**INSTRUCTIONS TO FOLLOW:**
Below is some material; set it all down exactly, apart from the pictures.

Start of PROVIDED DATA

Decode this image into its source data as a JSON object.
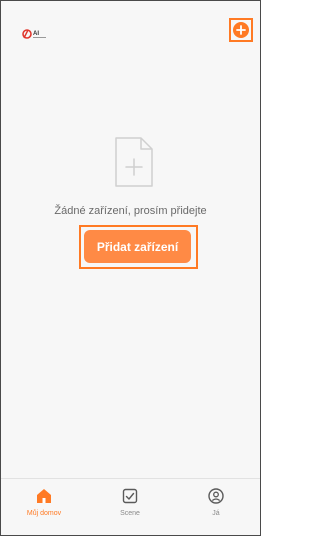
{
  "header": {
    "logo_text": "AI",
    "add_icon": "plus-circle-icon"
  },
  "empty_state": {
    "icon": "blank-document-plus-icon",
    "message": "Žádné zařízení, prosím přidejte",
    "button_label": "Přidat zařízení"
  },
  "tabs": [
    {
      "label": "Můj domov",
      "icon": "home-icon",
      "active": true
    },
    {
      "label": "Scene",
      "icon": "checkbox-icon",
      "active": false
    },
    {
      "label": "Já",
      "icon": "user-icon",
      "active": false
    }
  ],
  "colors": {
    "accent": "#ff7a24",
    "button": "#ff8a45",
    "background": "#f7f7f7"
  }
}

End of PROVIDED DATA

**RESPONSE TO THIS EXERCISE:**
Decode this image into its source data as a JSON object.
{
  "header": {
    "logo_text": "AI",
    "add_icon": "plus-circle-icon"
  },
  "empty_state": {
    "icon": "blank-document-plus-icon",
    "message": "Žádné zařízení, prosím přidejte",
    "button_label": "Přidat zařízení"
  },
  "tabs": [
    {
      "label": "Můj domov",
      "icon": "home-icon",
      "active": true
    },
    {
      "label": "Scene",
      "icon": "checkbox-icon",
      "active": false
    },
    {
      "label": "Já",
      "icon": "user-icon",
      "active": false
    }
  ],
  "colors": {
    "accent": "#ff7a24",
    "button": "#ff8a45",
    "background": "#f7f7f7"
  }
}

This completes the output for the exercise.